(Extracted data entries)
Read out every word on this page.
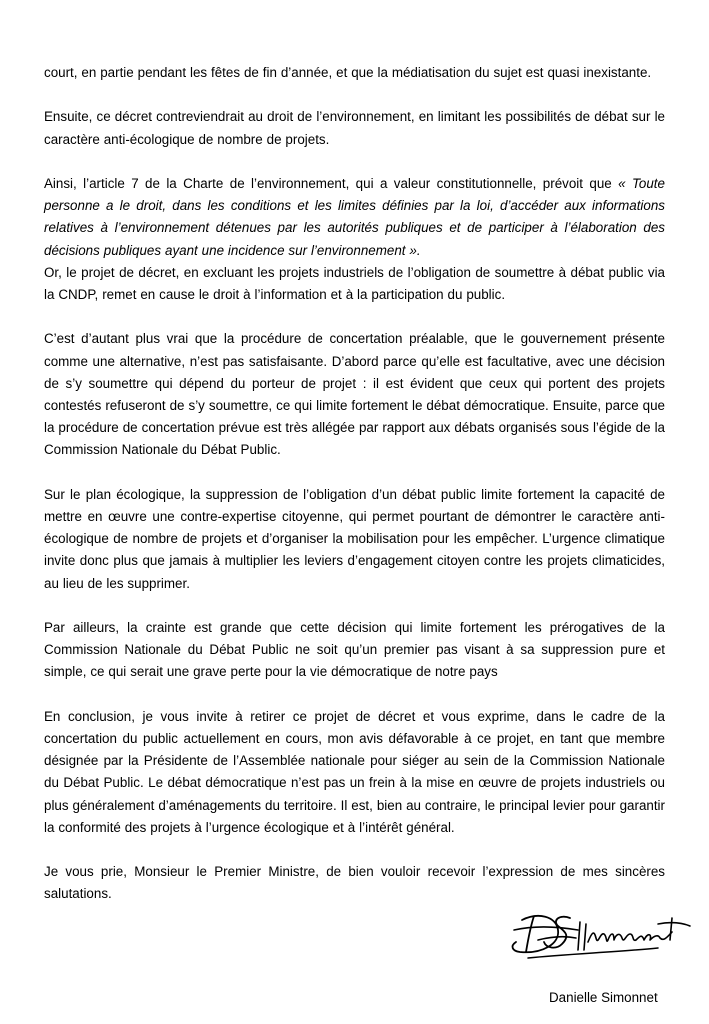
court, en partie pendant les fêtes de fin d’année, et que la médiatisation du sujet est quasi inexistante.

Ensuite, ce décret contreviendrait au droit de l’environnement, en limitant les possibilités de débat sur le caractère anti-écologique de nombre de projets.

Ainsi, l’article 7 de la Charte de l’environnement, qui a valeur constitutionnelle, prévoit que « Toute personne a le droit, dans les conditions et les limites définies par la loi, d’accéder aux informations relatives à l’environnement détenues par les autorités publiques et de participer à l’élaboration des décisions publiques ayant une incidence sur l’environnement ».

Or, le projet de décret, en excluant les projets industriels de l’obligation de soumettre à débat public via la CNDP, remet en cause le droit à l’information et à la participation du public.

C’est d’autant plus vrai que la procédure de concertation préalable, que le gouvernement présente comme une alternative, n’est pas satisfaisante. D’abord parce qu’elle est facultative, avec une décision de s’y soumettre qui dépend du porteur de projet : il est évident que ceux qui portent des projets contestés refuseront de s’y soumettre, ce qui limite fortement le débat démocratique. Ensuite, parce que la procédure de concertation prévue est très allégée par rapport aux débats organisés sous l’égide de la Commission Nationale du Débat Public.

Sur le plan écologique, la suppression de l’obligation d’un débat public limite fortement la capacité de mettre en œuvre une contre-expertise citoyenne, qui permet pourtant de démontrer le caractère anti-écologique de nombre de projets et d’organiser la mobilisation pour les empêcher. L’urgence climatique invite donc plus que jamais à multiplier les leviers d’engagement citoyen contre les projets climaticides, au lieu de les supprimer.

Par ailleurs, la crainte est grande que cette décision qui limite fortement les prérogatives de la Commission Nationale du Débat Public ne soit qu’un premier pas visant à sa suppression pure et simple, ce qui serait une grave perte pour la vie démocratique de notre pays

En conclusion, je vous invite à retirer ce projet de décret et vous exprime, dans le cadre de la concertation du public actuellement en cours, mon avis défavorable à ce projet, en tant que membre désignée par la Présidente de l’Assemblée nationale pour siéger au sein de la Commission Nationale du Débat Public. Le débat démocratique n’est pas un frein à la mise en œuvre de projets industriels ou plus généralement d’aménagements du territoire. Il est, bien au contraire, le principal levier pour garantir la conformité des projets à l’urgence écologique et à l’intérêt général.

Je vous prie, Monsieur le Premier Ministre, de bien vouloir recevoir l’expression de mes sincères salutations.

Danielle Simonnet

> _Set task_
Filter the entries down to the lines containing "vous". Copy each of those lines.

> _Result below_
En conclusion, je vous invite à retirer ce projet de décret et vous exprime, dans le cadre de la concertation du public actuellement en cours, mon avis défavorable à ce projet, en tant que membre désignée par la Présidente de l’Assemblée nationale pour siéger au sein de la Commission Nationale du Débat Public. Le débat démocratique n’est pas un frein à la mise en œuvre de projets industriels ou plus généralement d’aménagements du territoire. Il est, bien au contraire, le principal levier pour garantir la conformité des projets à l’urgence écologique et à l’intérêt général.
Je vous prie, Monsieur le Premier Ministre, de bien vouloir recevoir l’expression de mes sincères salutations.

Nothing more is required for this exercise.